Data lines start
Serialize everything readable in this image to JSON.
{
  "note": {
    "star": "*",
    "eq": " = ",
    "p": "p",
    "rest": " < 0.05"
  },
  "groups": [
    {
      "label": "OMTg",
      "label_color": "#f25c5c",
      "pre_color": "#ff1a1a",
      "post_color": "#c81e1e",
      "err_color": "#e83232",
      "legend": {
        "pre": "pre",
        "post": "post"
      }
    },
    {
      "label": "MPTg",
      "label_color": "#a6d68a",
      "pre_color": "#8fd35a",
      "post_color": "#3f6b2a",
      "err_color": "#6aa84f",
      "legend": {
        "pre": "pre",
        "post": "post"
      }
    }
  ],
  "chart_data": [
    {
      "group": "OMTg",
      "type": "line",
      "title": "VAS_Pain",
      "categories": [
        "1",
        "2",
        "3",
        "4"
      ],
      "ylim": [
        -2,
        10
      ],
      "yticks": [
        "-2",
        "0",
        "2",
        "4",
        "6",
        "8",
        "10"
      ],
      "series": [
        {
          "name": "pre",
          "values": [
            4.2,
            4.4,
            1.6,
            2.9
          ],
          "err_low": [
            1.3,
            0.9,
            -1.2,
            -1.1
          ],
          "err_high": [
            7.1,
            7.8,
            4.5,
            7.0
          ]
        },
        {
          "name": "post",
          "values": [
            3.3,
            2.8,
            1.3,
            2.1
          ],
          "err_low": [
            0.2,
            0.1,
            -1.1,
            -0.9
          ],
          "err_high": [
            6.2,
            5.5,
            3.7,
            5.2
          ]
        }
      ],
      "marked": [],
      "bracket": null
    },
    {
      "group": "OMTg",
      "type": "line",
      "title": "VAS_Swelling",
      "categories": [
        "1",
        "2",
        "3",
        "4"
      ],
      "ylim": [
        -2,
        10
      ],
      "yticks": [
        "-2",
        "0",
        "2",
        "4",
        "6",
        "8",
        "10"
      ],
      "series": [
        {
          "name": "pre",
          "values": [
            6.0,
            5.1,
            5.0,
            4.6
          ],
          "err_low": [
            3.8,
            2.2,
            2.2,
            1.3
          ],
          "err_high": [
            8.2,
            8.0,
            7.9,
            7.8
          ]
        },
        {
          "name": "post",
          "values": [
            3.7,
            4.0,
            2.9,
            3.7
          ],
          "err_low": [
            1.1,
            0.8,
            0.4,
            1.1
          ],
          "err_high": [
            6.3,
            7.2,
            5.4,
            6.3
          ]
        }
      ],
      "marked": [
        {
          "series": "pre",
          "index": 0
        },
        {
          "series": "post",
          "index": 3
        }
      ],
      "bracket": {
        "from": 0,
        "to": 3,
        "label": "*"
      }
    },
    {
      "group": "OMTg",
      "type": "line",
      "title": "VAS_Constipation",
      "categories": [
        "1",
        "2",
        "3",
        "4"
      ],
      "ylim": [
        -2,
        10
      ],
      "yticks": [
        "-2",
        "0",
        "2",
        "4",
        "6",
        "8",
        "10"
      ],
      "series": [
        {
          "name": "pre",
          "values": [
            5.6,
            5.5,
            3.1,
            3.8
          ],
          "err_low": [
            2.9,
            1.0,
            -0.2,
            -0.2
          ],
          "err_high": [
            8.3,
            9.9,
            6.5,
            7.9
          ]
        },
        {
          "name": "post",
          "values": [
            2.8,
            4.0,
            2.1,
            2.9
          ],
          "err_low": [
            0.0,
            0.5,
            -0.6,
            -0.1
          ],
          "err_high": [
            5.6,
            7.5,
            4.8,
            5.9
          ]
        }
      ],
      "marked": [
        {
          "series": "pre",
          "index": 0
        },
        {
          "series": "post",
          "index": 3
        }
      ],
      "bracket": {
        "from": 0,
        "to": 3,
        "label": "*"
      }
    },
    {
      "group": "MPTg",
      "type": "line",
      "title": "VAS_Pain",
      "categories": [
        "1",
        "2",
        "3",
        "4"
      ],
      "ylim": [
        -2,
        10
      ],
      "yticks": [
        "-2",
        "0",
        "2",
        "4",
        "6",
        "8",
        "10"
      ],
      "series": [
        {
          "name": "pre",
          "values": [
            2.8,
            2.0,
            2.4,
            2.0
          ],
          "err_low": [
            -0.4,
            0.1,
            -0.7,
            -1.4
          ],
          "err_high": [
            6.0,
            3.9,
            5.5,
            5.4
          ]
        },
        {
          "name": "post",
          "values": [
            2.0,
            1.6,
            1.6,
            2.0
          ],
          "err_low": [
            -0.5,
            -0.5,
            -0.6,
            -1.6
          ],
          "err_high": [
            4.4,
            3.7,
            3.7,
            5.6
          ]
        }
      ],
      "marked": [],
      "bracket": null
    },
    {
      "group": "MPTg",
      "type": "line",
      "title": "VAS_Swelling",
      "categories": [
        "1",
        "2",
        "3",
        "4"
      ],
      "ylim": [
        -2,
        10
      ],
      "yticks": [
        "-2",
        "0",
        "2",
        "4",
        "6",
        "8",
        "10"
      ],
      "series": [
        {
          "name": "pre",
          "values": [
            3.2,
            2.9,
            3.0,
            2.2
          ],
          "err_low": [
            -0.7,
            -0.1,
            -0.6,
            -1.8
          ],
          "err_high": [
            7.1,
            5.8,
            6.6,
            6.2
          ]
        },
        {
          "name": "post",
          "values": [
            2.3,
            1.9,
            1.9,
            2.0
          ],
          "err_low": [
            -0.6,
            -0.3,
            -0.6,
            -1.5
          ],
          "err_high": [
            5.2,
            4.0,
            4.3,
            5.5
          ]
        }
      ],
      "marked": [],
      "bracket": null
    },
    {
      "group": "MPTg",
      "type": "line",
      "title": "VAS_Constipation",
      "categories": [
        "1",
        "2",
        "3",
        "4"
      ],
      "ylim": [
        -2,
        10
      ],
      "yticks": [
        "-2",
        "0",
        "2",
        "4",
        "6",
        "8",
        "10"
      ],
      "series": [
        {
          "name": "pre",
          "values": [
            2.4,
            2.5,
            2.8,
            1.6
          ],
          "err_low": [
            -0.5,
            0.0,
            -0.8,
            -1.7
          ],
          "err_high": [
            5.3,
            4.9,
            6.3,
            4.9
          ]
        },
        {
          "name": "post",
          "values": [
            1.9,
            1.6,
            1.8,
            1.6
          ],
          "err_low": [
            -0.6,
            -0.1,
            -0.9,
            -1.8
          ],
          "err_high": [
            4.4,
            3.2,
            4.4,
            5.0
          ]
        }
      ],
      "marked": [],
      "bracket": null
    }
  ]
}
Data lines end
## What you are asked to do
All of the data needs to be reproduced exactly, with no line missing.

## Exercise response
Serialize everything readable in this image to JSON.
{
  "note": {
    "star": "*",
    "eq": " = ",
    "p": "p",
    "rest": " < 0.05"
  },
  "groups": [
    {
      "label": "OMTg",
      "label_color": "#f25c5c",
      "pre_color": "#ff1a1a",
      "post_color": "#c81e1e",
      "err_color": "#e83232",
      "legend": {
        "pre": "pre",
        "post": "post"
      }
    },
    {
      "label": "MPTg",
      "label_color": "#a6d68a",
      "pre_color": "#8fd35a",
      "post_color": "#3f6b2a",
      "err_color": "#6aa84f",
      "legend": {
        "pre": "pre",
        "post": "post"
      }
    }
  ],
  "chart_data": [
    {
      "group": "OMTg",
      "type": "line",
      "title": "VAS_Pain",
      "categories": [
        "1",
        "2",
        "3",
        "4"
      ],
      "ylim": [
        -2,
        10
      ],
      "yticks": [
        "-2",
        "0",
        "2",
        "4",
        "6",
        "8",
        "10"
      ],
      "series": [
        {
          "name": "pre",
          "values": [
            4.2,
            4.4,
            1.6,
            2.9
          ],
          "err_low": [
            1.3,
            0.9,
            -1.2,
            -1.1
          ],
          "err_high": [
            7.1,
            7.8,
            4.5,
            7.0
          ]
        },
        {
          "name": "post",
          "values": [
            3.3,
            2.8,
            1.3,
            2.1
          ],
          "err_low": [
            0.2,
            0.1,
            -1.1,
            -0.9
          ],
          "err_high": [
            6.2,
            5.5,
            3.7,
            5.2
          ]
        }
      ],
      "marked": [],
      "bracket": null
    },
    {
      "group": "OMTg",
      "type": "line",
      "title": "VAS_Swelling",
      "categories": [
        "1",
        "2",
        "3",
        "4"
      ],
      "ylim": [
        -2,
        10
      ],
      "yticks": [
        "-2",
        "0",
        "2",
        "4",
        "6",
        "8",
        "10"
      ],
      "series": [
        {
          "name": "pre",
          "values": [
            6.0,
            5.1,
            5.0,
            4.6
          ],
          "err_low": [
            3.8,
            2.2,
            2.2,
            1.3
          ],
          "err_high": [
            8.2,
            8.0,
            7.9,
            7.8
          ]
        },
        {
          "name": "post",
          "values": [
            3.7,
            4.0,
            2.9,
            3.7
          ],
          "err_low": [
            1.1,
            0.8,
            0.4,
            1.1
          ],
          "err_high": [
            6.3,
            7.2,
            5.4,
            6.3
          ]
        }
      ],
      "marked": [
        {
          "series": "pre",
          "index": 0
        },
        {
          "series": "post",
          "index": 3
        }
      ],
      "bracket": {
        "from": 0,
        "to": 3,
        "label": "*"
      }
    },
    {
      "group": "OMTg",
      "type": "line",
      "title": "VAS_Constipation",
      "categories": [
        "1",
        "2",
        "3",
        "4"
      ],
      "ylim": [
        -2,
        10
      ],
      "yticks": [
        "-2",
        "0",
        "2",
        "4",
        "6",
        "8",
        "10"
      ],
      "series": [
        {
          "name": "pre",
          "values": [
            5.6,
            5.5,
            3.1,
            3.8
          ],
          "err_low": [
            2.9,
            1.0,
            -0.2,
            -0.2
          ],
          "err_high": [
            8.3,
            9.9,
            6.5,
            7.9
          ]
        },
        {
          "name": "post",
          "values": [
            2.8,
            4.0,
            2.1,
            2.9
          ],
          "err_low": [
            0.0,
            0.5,
            -0.6,
            -0.1
          ],
          "err_high": [
            5.6,
            7.5,
            4.8,
            5.9
          ]
        }
      ],
      "marked": [
        {
          "series": "pre",
          "index": 0
        },
        {
          "series": "post",
          "index": 3
        }
      ],
      "bracket": {
        "from": 0,
        "to": 3,
        "label": "*"
      }
    },
    {
      "group": "MPTg",
      "type": "line",
      "title": "VAS_Pain",
      "categories": [
        "1",
        "2",
        "3",
        "4"
      ],
      "ylim": [
        -2,
        10
      ],
      "yticks": [
        "-2",
        "0",
        "2",
        "4",
        "6",
        "8",
        "10"
      ],
      "series": [
        {
          "name": "pre",
          "values": [
            2.8,
            2.0,
            2.4,
            2.0
          ],
          "err_low": [
            -0.4,
            0.1,
            -0.7,
            -1.4
          ],
          "err_high": [
            6.0,
            3.9,
            5.5,
            5.4
          ]
        },
        {
          "name": "post",
          "values": [
            2.0,
            1.6,
            1.6,
            2.0
          ],
          "err_low": [
            -0.5,
            -0.5,
            -0.6,
            -1.6
          ],
          "err_high": [
            4.4,
            3.7,
            3.7,
            5.6
          ]
        }
      ],
      "marked": [],
      "bracket": null
    },
    {
      "group": "MPTg",
      "type": "line",
      "title": "VAS_Swelling",
      "categories": [
        "1",
        "2",
        "3",
        "4"
      ],
      "ylim": [
        -2,
        10
      ],
      "yticks": [
        "-2",
        "0",
        "2",
        "4",
        "6",
        "8",
        "10"
      ],
      "series": [
        {
          "name": "pre",
          "values": [
            3.2,
            2.9,
            3.0,
            2.2
          ],
          "err_low": [
            -0.7,
            -0.1,
            -0.6,
            -1.8
          ],
          "err_high": [
            7.1,
            5.8,
            6.6,
            6.2
          ]
        },
        {
          "name": "post",
          "values": [
            2.3,
            1.9,
            1.9,
            2.0
          ],
          "err_low": [
            -0.6,
            -0.3,
            -0.6,
            -1.5
          ],
          "err_high": [
            5.2,
            4.0,
            4.3,
            5.5
          ]
        }
      ],
      "marked": [],
      "bracket": null
    },
    {
      "group": "MPTg",
      "type": "line",
      "title": "VAS_Constipation",
      "categories": [
        "1",
        "2",
        "3",
        "4"
      ],
      "ylim": [
        -2,
        10
      ],
      "yticks": [
        "-2",
        "0",
        "2",
        "4",
        "6",
        "8",
        "10"
      ],
      "series": [
        {
          "name": "pre",
          "values": [
            2.4,
            2.5,
            2.8,
            1.6
          ],
          "err_low": [
            -0.5,
            0.0,
            -0.8,
            -1.7
          ],
          "err_high": [
            5.3,
            4.9,
            6.3,
            4.9
          ]
        },
        {
          "name": "post",
          "values": [
            1.9,
            1.6,
            1.8,
            1.6
          ],
          "err_low": [
            -0.6,
            -0.1,
            -0.9,
            -1.8
          ],
          "err_high": [
            4.4,
            3.2,
            4.4,
            5.0
          ]
        }
      ],
      "marked": [],
      "bracket": null
    }
  ]
}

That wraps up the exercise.